__Goal__
Please give the data below again in full, exactly as it stands.

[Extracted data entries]
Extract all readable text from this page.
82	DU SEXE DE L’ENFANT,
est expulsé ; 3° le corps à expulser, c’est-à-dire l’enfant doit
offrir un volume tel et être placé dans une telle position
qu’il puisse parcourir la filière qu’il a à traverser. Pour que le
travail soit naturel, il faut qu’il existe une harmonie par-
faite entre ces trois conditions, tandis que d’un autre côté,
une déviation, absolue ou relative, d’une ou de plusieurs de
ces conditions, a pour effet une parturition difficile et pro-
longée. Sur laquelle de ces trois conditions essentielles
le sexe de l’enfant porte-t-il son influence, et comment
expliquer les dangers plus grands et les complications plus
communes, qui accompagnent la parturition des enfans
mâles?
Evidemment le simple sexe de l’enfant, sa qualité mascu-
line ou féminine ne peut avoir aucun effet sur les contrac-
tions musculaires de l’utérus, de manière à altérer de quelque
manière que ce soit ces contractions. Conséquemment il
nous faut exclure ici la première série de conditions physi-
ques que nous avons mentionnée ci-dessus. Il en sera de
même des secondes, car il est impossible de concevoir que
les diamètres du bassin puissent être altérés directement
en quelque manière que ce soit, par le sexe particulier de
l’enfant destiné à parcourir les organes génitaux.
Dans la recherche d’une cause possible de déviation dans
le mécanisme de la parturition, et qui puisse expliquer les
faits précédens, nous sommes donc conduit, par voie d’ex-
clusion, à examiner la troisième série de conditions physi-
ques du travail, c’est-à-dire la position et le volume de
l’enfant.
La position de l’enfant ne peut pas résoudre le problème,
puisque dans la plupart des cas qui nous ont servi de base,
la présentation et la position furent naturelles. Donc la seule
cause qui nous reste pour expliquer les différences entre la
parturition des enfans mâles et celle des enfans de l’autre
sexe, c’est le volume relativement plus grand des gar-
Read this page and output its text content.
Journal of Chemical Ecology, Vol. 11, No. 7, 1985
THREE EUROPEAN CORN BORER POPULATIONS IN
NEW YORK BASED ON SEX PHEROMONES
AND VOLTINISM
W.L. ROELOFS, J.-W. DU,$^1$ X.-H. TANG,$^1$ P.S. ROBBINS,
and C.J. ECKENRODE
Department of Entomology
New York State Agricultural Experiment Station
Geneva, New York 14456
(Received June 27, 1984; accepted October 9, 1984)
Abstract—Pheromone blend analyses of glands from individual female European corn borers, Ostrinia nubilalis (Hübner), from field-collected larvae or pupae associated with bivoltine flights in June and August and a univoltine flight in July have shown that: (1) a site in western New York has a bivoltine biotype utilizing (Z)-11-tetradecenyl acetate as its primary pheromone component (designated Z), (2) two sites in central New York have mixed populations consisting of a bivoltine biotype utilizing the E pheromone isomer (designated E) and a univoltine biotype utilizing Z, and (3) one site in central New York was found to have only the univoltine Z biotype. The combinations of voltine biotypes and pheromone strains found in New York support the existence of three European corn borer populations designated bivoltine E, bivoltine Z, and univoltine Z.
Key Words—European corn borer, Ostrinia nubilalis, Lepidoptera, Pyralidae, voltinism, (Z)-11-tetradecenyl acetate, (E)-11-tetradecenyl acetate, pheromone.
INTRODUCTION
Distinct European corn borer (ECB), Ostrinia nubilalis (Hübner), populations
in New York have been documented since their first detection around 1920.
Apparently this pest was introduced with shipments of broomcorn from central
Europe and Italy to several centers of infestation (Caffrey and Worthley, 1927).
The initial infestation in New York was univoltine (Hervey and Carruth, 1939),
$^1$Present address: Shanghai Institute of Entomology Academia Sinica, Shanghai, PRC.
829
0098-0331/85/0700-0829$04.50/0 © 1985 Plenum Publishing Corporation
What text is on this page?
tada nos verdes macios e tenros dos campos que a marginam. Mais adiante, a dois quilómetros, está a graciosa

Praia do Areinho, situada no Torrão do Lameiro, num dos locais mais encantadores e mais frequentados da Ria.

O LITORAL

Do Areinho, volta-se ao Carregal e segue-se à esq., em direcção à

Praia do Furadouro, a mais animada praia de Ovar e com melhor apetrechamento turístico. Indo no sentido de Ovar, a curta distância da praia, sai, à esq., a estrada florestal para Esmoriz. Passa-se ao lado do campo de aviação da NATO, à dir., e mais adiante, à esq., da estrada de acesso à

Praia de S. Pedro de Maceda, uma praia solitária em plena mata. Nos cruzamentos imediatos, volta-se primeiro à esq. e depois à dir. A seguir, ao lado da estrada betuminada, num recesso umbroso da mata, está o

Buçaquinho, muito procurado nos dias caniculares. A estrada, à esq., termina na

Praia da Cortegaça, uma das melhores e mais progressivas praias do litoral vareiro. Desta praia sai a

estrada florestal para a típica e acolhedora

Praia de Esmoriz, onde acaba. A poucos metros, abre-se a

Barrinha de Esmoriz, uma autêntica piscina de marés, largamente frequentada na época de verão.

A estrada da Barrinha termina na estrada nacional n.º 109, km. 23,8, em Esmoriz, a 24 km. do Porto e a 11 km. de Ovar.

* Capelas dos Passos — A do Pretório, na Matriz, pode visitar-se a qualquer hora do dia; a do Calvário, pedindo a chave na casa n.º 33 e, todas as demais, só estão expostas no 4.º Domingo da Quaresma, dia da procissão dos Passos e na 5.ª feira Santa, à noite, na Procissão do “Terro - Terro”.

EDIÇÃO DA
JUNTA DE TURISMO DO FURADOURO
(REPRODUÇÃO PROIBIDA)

__Worked solution__
Extract all readable text from this page.
82	DU SEXE DE L’ENFANT,
est expulsé ; 3° le corps à expulser, c’est-à-dire l’enfant doit
offrir un volume tel et être placé dans une telle position
qu’il puisse parcourir la filière qu’il a à traverser. Pour que le
travail soit naturel, il faut qu’il existe une harmonie par-
faite entre ces trois conditions, tandis que d’un autre côté,
une déviation, absolue ou relative, d’une ou de plusieurs de
ces conditions, a pour effet une parturition difficile et pro-
longée. Sur laquelle de ces trois conditions essentielles
le sexe de l’enfant porte-t-il son influence, et comment
expliquer les dangers plus grands et les complications plus
communes, qui accompagnent la parturition des enfans
mâles?
Evidemment le simple sexe de l’enfant, sa qualité mascu-
line ou féminine ne peut avoir aucun effet sur les contrac-
tions musculaires de l’utérus, de manière à altérer de quelque
manière que ce soit ces contractions. Conséquemment il
nous faut exclure ici la première série de conditions physi-
ques que nous avons mentionnée ci-dessus. Il en sera de
même des secondes, car il est impossible de concevoir que
les diamètres du bassin puissent être altérés directement
en quelque manière que ce soit, par le sexe particulier de
l’enfant destiné à parcourir les organes génitaux.
Dans la recherche d’une cause possible de déviation dans
le mécanisme de la parturition, et qui puisse expliquer les
faits précédens, nous sommes donc conduit, par voie d’ex-
clusion, à examiner la troisième série de conditions physi-
ques du travail, c’est-à-dire la position et le volume de
l’enfant.
La position de l’enfant ne peut pas résoudre le problème,
puisque dans la plupart des cas qui nous ont servi de base,
la présentation et la position furent naturelles. Donc la seule
cause qui nous reste pour expliquer les différences entre la
parturition des enfans mâles et celle des enfans de l’autre
sexe, c’est le volume relativement plus grand des gar-
Read this page and output its text content.
Journal of Chemical Ecology, Vol. 11, No. 7, 1985
THREE EUROPEAN CORN BORER POPULATIONS IN
NEW YORK BASED ON SEX PHEROMONES
AND VOLTINISM
W.L. ROELOFS, J.-W. DU,$^1$ X.-H. TANG,$^1$ P.S. ROBBINS,
and C.J. ECKENRODE
Department of Entomology
New York State Agricultural Experiment Station
Geneva, New York 14456
(Received June 27, 1984; accepted October 9, 1984)
Abstract—Pheromone blend analyses of glands from individual female European corn borers, Ostrinia nubilalis (Hübner), from field-collected larvae or pupae associated with bivoltine flights in June and August and a univoltine flight in July have shown that: (1) a site in western New York has a bivoltine biotype utilizing (Z)-11-tetradecenyl acetate as its primary pheromone component (designated Z), (2) two sites in central New York have mixed populations consisting of a bivoltine biotype utilizing the E pheromone isomer (designated E) and a univoltine biotype utilizing Z, and (3) one site in central New York was found to have only the univoltine Z biotype. The combinations of voltine biotypes and pheromone strains found in New York support the existence of three European corn borer populations designated bivoltine E, bivoltine Z, and univoltine Z.
Key Words—European corn borer, Ostrinia nubilalis, Lepidoptera, Pyralidae, voltinism, (Z)-11-tetradecenyl acetate, (E)-11-tetradecenyl acetate, pheromone.
INTRODUCTION
Distinct European corn borer (ECB), Ostrinia nubilalis (Hübner), populations
in New York have been documented since their first detection around 1920.
Apparently this pest was introduced with shipments of broomcorn from central
Europe and Italy to several centers of infestation (Caffrey and Worthley, 1927).
The initial infestation in New York was univoltine (Hervey and Carruth, 1939),
$^1$Present address: Shanghai Institute of Entomology Academia Sinica, Shanghai, PRC.
829
0098-0331/85/0700-0829$04.50/0 © 1985 Plenum Publishing Corporation
What text is on this page?
tada nos verdes macios e tenros dos campos que a marginam. Mais adiante, a dois quilómetros, está a graciosa

Praia do Areinho, situada no Torrão do Lameiro, num dos locais mais encantadores e mais frequentados da Ria.

O LITORAL

Do Areinho, volta-se ao Carregal e segue-se à esq., em direcção à

Praia do Furadouro, a mais animada praia de Ovar e com melhor apetrechamento turístico. Indo no sentido de Ovar, a curta distância da praia, sai, à esq., a estrada florestal para Esmoriz. Passa-se ao lado do campo de aviação da NATO, à dir., e mais adiante, à esq., da estrada de acesso à

Praia de S. Pedro de Maceda, uma praia solitária em plena mata. Nos cruzamentos imediatos, volta-se primeiro à esq. e depois à dir. A seguir, ao lado da estrada betuminada, num recesso umbroso da mata, está o

Buçaquinho, muito procurado nos dias caniculares. A estrada, à esq., termina na

Praia da Cortegaça, uma das melhores e mais progressivas praias do litoral vareiro. Desta praia sai a

estrada florestal para a típica e acolhedora

Praia de Esmoriz, onde acaba. A poucos metros, abre-se a

Barrinha de Esmoriz, uma autêntica piscina de marés, largamente frequentada na época de verão.

A estrada da Barrinha termina na estrada nacional n.º 109, km. 23,8, em Esmoriz, a 24 km. do Porto e a 11 km. de Ovar.

* Capelas dos Passos — A do Pretório, na Matriz, pode visitar-se a qualquer hora do dia; a do Calvário, pedindo a chave na casa n.º 33 e, todas as demais, só estão expostas no 4.º Domingo da Quaresma, dia da procissão dos Passos e na 5.ª feira Santa, à noite, na Procissão do “Terro - Terro”.

EDIÇÃO DA
JUNTA DE TURISMO DO FURADOURO
(REPRODUÇÃO PROIBIDA)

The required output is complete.